In 2014 we submitted ChoreMonster to be apart of the first class of the Disney Accelerator program. I can recall sitting in our office lounge with our employees discussing what would need to be done if we were accepted — who would move, where we would live, how much it would cost, what we would need to focus on, etc. We were competing against hundreds of other products, ones easily larger, better, and more profitable than ours. Somewhere in the back of my mind I hoped we would not get accepted, as I worried it might be unhealthy for our team to be separated (those unable to leave or relocate their families would feel separated from the experience), split the focus of our small team between ongoing development and new exploration, and ultimately pull us apart. And yet somehow we made the cut.
Half the team moved to L.A., living in the somewhat infamous Oakwood apartments, known for housing young Hollywood hopefuls (believe me, we had many fights about whether doing an AirBNB or HomeAway for everyone would be more economical, I still firmly believe it would have been not only cheaper but better for the team), while others of us travelled back and forth for weeks at a time. It was a dream come true. I was told that my creations were marketable and something we should exploit and build from the masters of children’s content. We thought about an entire gaming platform by which kids could explore the app — a monster world (where monsters were summoned to help kids with their chores). We started making cartoon shorts, and adding more and more features to the kids platform; exploring premium options for kids to buy tickets, games, monster add-ons, etc.

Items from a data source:

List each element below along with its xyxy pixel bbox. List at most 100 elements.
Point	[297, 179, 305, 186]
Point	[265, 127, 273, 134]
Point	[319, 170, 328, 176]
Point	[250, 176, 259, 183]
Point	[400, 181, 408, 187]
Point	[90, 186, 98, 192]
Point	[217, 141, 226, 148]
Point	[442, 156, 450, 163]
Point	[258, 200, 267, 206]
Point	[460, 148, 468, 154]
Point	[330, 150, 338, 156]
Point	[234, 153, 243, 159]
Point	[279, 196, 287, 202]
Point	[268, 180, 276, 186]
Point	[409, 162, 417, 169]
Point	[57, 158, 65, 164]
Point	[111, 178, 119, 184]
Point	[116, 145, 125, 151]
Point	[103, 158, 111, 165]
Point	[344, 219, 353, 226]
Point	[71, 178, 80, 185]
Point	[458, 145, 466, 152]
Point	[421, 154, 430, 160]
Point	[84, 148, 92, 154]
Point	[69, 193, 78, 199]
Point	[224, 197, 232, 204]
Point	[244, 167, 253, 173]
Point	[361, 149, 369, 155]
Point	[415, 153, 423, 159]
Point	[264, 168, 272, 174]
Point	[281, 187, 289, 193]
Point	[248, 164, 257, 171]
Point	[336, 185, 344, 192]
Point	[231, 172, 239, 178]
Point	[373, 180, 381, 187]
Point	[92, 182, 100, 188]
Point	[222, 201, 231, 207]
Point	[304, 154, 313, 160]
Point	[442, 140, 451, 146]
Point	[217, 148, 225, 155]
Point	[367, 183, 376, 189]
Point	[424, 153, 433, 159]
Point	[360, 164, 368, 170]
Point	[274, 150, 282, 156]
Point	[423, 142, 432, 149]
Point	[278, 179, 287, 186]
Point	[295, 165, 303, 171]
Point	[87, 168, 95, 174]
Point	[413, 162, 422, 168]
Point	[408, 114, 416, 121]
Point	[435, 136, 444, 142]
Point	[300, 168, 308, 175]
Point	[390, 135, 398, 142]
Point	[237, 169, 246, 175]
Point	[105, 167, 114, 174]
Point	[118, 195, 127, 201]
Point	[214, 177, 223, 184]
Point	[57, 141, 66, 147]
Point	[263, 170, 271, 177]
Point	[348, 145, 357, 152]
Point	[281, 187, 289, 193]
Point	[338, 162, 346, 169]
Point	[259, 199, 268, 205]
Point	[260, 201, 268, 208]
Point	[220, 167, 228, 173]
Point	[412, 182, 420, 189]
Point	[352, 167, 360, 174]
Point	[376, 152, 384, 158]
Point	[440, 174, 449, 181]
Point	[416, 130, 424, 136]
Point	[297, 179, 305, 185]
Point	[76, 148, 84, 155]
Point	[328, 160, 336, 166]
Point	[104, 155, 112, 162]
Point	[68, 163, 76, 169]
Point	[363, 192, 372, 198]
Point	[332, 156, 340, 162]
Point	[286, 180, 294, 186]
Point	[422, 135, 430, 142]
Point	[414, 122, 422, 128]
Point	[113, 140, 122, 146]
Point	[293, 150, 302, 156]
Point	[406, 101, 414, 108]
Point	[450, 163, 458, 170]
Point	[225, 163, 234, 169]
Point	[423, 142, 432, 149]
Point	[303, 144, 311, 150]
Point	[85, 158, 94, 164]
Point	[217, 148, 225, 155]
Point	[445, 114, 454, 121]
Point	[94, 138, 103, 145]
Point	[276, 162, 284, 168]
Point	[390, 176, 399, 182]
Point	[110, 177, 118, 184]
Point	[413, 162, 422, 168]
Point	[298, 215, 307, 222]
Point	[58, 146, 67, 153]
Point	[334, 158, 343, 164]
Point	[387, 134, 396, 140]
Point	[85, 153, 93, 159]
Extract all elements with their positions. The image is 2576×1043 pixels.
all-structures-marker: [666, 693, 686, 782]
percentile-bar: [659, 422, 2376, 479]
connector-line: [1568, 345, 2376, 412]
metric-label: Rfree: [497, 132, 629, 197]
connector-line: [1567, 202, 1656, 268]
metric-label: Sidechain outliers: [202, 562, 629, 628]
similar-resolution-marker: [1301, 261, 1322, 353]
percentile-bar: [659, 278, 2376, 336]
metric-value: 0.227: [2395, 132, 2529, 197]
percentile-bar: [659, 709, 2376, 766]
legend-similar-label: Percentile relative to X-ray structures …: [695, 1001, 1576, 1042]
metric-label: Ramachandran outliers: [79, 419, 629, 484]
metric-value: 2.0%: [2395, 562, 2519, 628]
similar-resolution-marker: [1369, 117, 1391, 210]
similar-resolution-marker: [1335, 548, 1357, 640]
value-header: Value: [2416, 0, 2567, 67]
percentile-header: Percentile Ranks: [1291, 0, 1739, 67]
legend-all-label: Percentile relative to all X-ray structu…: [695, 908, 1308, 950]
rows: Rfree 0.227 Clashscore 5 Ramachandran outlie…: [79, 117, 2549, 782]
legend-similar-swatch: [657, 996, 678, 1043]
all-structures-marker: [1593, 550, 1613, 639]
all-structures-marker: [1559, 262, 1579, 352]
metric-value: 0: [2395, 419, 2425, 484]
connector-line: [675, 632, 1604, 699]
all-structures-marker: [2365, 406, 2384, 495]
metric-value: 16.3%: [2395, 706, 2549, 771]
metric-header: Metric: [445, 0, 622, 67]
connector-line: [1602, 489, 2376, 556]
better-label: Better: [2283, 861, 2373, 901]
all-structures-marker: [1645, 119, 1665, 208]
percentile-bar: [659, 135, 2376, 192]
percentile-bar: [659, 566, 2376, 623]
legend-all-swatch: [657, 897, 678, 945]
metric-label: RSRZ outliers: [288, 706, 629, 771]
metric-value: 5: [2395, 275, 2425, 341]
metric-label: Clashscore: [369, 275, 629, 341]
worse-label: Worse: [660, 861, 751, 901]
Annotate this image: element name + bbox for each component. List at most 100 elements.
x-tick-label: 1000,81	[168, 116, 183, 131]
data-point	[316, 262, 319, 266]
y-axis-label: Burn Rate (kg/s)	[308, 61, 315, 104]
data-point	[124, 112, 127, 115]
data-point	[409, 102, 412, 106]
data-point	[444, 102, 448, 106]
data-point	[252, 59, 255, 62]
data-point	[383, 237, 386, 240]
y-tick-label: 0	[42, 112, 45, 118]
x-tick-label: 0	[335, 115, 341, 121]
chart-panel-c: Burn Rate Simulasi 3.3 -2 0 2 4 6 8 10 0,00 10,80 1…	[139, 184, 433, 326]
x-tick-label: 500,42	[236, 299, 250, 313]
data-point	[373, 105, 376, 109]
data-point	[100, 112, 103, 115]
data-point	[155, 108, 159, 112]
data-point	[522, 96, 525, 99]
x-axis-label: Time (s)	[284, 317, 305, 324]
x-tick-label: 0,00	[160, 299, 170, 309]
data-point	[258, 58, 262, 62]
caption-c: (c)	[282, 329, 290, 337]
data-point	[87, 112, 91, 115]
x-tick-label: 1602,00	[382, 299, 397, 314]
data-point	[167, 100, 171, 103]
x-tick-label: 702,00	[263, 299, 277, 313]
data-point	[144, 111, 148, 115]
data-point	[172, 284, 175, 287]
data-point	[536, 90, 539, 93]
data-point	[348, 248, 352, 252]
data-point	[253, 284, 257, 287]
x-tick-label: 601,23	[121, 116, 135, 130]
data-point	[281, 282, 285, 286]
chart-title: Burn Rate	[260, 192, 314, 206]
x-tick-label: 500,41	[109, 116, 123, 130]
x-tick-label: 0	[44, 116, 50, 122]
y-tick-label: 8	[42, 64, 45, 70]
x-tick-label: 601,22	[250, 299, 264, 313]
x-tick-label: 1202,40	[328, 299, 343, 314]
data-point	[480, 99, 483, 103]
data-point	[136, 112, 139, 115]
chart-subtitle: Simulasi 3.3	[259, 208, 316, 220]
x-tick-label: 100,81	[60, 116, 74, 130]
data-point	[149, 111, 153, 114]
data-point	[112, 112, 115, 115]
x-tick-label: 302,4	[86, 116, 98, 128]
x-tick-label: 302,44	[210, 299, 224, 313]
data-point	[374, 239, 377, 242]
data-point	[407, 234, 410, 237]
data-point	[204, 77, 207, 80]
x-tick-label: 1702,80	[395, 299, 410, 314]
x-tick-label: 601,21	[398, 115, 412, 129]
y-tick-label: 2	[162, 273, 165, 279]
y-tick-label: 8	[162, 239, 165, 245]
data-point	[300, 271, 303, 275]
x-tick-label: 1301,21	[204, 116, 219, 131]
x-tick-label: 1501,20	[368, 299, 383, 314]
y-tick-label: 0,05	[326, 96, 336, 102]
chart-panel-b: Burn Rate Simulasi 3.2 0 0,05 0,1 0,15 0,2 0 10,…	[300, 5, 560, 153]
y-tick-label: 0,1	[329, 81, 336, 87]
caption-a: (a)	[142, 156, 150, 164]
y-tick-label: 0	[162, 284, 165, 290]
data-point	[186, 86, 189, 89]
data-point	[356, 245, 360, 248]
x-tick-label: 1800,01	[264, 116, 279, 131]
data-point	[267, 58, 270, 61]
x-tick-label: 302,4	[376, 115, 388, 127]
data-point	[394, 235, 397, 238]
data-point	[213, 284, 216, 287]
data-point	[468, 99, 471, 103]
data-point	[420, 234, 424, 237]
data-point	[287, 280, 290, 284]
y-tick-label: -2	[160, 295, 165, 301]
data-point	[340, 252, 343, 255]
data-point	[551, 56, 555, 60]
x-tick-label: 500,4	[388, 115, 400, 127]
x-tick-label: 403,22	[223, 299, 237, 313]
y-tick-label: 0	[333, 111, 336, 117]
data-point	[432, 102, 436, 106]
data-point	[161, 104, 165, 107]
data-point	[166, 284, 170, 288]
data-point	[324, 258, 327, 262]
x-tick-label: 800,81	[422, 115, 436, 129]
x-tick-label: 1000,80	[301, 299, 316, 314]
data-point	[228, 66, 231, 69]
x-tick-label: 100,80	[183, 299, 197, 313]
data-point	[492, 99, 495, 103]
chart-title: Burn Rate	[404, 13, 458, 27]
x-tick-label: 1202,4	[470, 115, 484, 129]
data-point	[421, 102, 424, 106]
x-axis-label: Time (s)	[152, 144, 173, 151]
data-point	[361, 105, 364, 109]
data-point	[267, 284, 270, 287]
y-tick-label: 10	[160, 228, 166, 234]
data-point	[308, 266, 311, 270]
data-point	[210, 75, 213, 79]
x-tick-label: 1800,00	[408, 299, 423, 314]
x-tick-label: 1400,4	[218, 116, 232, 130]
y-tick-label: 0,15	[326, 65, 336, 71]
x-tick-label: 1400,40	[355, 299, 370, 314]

▸ **Task 1**
In the ChoreMonster passage, list every matter the writer recalls discussing with employees in the office lounge about what would need to be done if they were accepted.
▸ **Task 2**
According to the ChoreMonster passage, where did the half of the team that moved to L.A. live?
The records have no connection to the text.

▸ **Response area 1**
- Who would move
- Where they would live
- How much it would cost
- What they would need to focus on

▸ **Response area 2**
They lived in the Oakwood apartments.